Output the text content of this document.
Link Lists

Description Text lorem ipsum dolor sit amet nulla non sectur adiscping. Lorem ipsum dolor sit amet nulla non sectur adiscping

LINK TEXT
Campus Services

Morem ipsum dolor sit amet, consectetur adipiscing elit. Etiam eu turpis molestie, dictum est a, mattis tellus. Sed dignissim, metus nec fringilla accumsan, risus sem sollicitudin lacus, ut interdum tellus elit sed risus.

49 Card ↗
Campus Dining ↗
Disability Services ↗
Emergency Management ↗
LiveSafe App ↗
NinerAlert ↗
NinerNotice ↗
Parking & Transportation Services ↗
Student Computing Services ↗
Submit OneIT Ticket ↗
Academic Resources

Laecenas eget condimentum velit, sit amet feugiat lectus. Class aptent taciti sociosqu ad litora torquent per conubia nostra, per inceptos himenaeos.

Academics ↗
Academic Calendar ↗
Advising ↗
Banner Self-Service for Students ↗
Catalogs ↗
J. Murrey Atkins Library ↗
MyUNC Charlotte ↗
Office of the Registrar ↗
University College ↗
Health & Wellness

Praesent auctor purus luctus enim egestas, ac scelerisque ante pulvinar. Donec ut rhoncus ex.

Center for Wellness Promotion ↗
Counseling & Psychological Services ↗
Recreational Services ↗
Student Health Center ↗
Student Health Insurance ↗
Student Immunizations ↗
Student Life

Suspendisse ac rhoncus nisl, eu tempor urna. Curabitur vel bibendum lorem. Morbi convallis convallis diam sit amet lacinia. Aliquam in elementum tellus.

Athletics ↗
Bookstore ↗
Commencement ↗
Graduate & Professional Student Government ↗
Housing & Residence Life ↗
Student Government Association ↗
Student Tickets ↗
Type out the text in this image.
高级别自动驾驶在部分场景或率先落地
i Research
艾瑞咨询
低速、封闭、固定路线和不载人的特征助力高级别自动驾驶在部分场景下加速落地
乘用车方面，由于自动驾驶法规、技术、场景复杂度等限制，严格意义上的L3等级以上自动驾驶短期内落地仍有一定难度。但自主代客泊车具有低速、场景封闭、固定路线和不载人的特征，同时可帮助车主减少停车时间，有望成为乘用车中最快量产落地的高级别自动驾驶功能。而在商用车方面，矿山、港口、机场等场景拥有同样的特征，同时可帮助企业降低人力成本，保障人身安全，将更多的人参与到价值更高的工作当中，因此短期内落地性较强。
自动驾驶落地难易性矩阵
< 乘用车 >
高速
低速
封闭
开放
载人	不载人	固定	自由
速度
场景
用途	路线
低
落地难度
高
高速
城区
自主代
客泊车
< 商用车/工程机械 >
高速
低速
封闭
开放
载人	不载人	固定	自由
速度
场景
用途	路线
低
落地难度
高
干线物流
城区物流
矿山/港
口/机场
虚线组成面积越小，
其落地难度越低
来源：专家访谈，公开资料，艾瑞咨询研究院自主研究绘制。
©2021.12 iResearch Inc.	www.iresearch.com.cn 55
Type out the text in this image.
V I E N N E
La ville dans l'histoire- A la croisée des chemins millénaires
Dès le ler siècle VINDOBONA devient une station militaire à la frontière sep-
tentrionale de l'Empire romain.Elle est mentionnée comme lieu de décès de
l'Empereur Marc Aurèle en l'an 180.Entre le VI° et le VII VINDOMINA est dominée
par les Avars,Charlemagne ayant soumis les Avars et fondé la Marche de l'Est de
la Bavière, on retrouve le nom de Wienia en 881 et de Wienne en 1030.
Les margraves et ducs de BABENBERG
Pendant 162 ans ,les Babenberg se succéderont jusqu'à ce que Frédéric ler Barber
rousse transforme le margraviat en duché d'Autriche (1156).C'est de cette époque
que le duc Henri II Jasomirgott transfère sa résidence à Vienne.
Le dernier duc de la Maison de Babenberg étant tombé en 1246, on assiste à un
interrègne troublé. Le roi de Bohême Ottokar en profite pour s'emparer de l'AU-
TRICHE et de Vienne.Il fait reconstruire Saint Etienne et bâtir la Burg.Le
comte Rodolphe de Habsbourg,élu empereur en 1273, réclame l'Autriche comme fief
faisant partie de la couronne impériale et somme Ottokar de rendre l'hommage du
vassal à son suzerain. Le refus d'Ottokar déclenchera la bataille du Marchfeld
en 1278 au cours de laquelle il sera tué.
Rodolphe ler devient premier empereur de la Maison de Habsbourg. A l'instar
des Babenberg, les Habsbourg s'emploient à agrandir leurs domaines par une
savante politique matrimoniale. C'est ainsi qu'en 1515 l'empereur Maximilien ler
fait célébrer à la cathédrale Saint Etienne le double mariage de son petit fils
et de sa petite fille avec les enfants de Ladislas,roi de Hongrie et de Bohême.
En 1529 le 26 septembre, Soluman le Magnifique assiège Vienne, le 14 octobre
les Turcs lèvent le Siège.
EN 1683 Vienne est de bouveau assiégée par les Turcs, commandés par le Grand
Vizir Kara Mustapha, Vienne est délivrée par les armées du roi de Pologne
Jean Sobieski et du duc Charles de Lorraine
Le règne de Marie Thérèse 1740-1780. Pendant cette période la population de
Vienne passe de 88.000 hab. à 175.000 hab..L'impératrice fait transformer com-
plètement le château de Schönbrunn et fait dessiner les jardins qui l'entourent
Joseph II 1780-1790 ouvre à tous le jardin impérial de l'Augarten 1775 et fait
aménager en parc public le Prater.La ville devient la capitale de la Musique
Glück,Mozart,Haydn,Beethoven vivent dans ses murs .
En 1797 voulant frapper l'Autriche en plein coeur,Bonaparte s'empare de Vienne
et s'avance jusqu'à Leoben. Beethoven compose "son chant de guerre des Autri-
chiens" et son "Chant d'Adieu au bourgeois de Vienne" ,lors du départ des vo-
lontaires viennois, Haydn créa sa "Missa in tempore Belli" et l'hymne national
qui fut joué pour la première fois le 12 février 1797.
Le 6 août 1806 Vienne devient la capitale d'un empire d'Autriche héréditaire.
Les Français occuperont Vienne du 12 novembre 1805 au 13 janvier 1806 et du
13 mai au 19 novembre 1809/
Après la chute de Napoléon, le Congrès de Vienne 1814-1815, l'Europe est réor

_Work to do_.
Each line of the material should be echoed exactly.

_Right answer_.
Output the text content of this document.
Link Lists

Description Text lorem ipsum dolor sit amet nulla non sectur adiscping. Lorem ipsum dolor sit amet nulla non sectur adiscping

LINK TEXT
Campus Services

Morem ipsum dolor sit amet, consectetur adipiscing elit. Etiam eu turpis molestie, dictum est a, mattis tellus. Sed dignissim, metus nec fringilla accumsan, risus sem sollicitudin lacus, ut interdum tellus elit sed risus.

49 Card ↗
Campus Dining ↗
Disability Services ↗
Emergency Management ↗
LiveSafe App ↗
NinerAlert ↗
NinerNotice ↗
Parking & Transportation Services ↗
Student Computing Services ↗
Submit OneIT Ticket ↗
Academic Resources

Laecenas eget condimentum velit, sit amet feugiat lectus. Class aptent taciti sociosqu ad litora torquent per conubia nostra, per inceptos himenaeos.

Academics ↗
Academic Calendar ↗
Advising ↗
Banner Self-Service for Students ↗
Catalogs ↗
J. Murrey Atkins Library ↗
MyUNC Charlotte ↗
Office of the Registrar ↗
University College ↗
Health & Wellness

Praesent auctor purus luctus enim egestas, ac scelerisque ante pulvinar. Donec ut rhoncus ex.

Center for Wellness Promotion ↗
Counseling & Psychological Services ↗
Recreational Services ↗
Student Health Center ↗
Student Health Insurance ↗
Student Immunizations ↗
Student Life

Suspendisse ac rhoncus nisl, eu tempor urna. Curabitur vel bibendum lorem. Morbi convallis convallis diam sit amet lacinia. Aliquam in elementum tellus.

Athletics ↗
Bookstore ↗
Commencement ↗
Graduate & Professional Student Government ↗
Housing & Residence Life ↗
Student Government Association ↗
Student Tickets ↗
Type out the text in this image.
高级别自动驾驶在部分场景或率先落地
i Research
艾瑞咨询
低速、封闭、固定路线和不载人的特征助力高级别自动驾驶在部分场景下加速落地
乘用车方面，由于自动驾驶法规、技术、场景复杂度等限制，严格意义上的L3等级以上自动驾驶短期内落地仍有一定难度。但自主代客泊车具有低速、场景封闭、固定路线和不载人的特征，同时可帮助车主减少停车时间，有望成为乘用车中最快量产落地的高级别自动驾驶功能。而在商用车方面，矿山、港口、机场等场景拥有同样的特征，同时可帮助企业降低人力成本，保障人身安全，将更多的人参与到价值更高的工作当中，因此短期内落地性较强。
自动驾驶落地难易性矩阵
< 乘用车 >
高速
低速
封闭
开放
载人	不载人	固定	自由
速度
场景
用途	路线
低
落地难度
高
高速
城区
自主代
客泊车
< 商用车/工程机械 >
高速
低速
封闭
开放
载人	不载人	固定	自由
速度
场景
用途	路线
低
落地难度
高
干线物流
城区物流
矿山/港
口/机场
虚线组成面积越小，
其落地难度越低
来源：专家访谈，公开资料，艾瑞咨询研究院自主研究绘制。
©2021.12 iResearch Inc.	www.iresearch.com.cn 55
Type out the text in this image.
V I E N N E
La ville dans l'histoire- A la croisée des chemins millénaires
Dès le ler siècle VINDOBONA devient une station militaire à la frontière sep-
tentrionale de l'Empire romain.Elle est mentionnée comme lieu de décès de
l'Empereur Marc Aurèle en l'an 180.Entre le VI° et le VII VINDOMINA est dominée
par les Avars,Charlemagne ayant soumis les Avars et fondé la Marche de l'Est de
la Bavière, on retrouve le nom de Wienia en 881 et de Wienne en 1030.
Les margraves et ducs de BABENBERG
Pendant 162 ans ,les Babenberg se succéderont jusqu'à ce que Frédéric ler Barber
rousse transforme le margraviat en duché d'Autriche (1156).C'est de cette époque
que le duc Henri II Jasomirgott transfère sa résidence à Vienne.
Le dernier duc de la Maison de Babenberg étant tombé en 1246, on assiste à un
interrègne troublé. Le roi de Bohême Ottokar en profite pour s'emparer de l'AU-
TRICHE et de Vienne.Il fait reconstruire Saint Etienne et bâtir la Burg.Le
comte Rodolphe de Habsbourg,élu empereur en 1273, réclame l'Autriche comme fief
faisant partie de la couronne impériale et somme Ottokar de rendre l'hommage du
vassal à son suzerain. Le refus d'Ottokar déclenchera la bataille du Marchfeld
en 1278 au cours de laquelle il sera tué.
Rodolphe ler devient premier empereur de la Maison de Habsbourg. A l'instar
des Babenberg, les Habsbourg s'emploient à agrandir leurs domaines par une
savante politique matrimoniale. C'est ainsi qu'en 1515 l'empereur Maximilien ler
fait célébrer à la cathédrale Saint Etienne le double mariage de son petit fils
et de sa petite fille avec les enfants de Ladislas,roi de Hongrie et de Bohême.
En 1529 le 26 septembre, Soluman le Magnifique assiège Vienne, le 14 octobre
les Turcs lèvent le Siège.
EN 1683 Vienne est de bouveau assiégée par les Turcs, commandés par le Grand
Vizir Kara Mustapha, Vienne est délivrée par les armées du roi de Pologne
Jean Sobieski et du duc Charles de Lorraine
Le règne de Marie Thérèse 1740-1780. Pendant cette période la population de
Vienne passe de 88.000 hab. à 175.000 hab..L'impératrice fait transformer com-
plètement le château de Schönbrunn et fait dessiner les jardins qui l'entourent
Joseph II 1780-1790 ouvre à tous le jardin impérial de l'Augarten 1775 et fait
aménager en parc public le Prater.La ville devient la capitale de la Musique
Glück,Mozart,Haydn,Beethoven vivent dans ses murs .
En 1797 voulant frapper l'Autriche en plein coeur,Bonaparte s'empare de Vienne
et s'avance jusqu'à Leoben. Beethoven compose "son chant de guerre des Autri-
chiens" et son "Chant d'Adieu au bourgeois de Vienne" ,lors du départ des vo-
lontaires viennois, Haydn créa sa "Missa in tempore Belli" et l'hymne national
qui fut joué pour la première fois le 12 février 1797.
Le 6 août 1806 Vienne devient la capitale d'un empire d'Autriche héréditaire.
Les Français occuperont Vienne du 12 novembre 1805 au 13 janvier 1806 et du
13 mai au 19 novembre 1809/
Après la chute de Napoléon, le Congrès de Vienne 1814-1815, l'Europe est réor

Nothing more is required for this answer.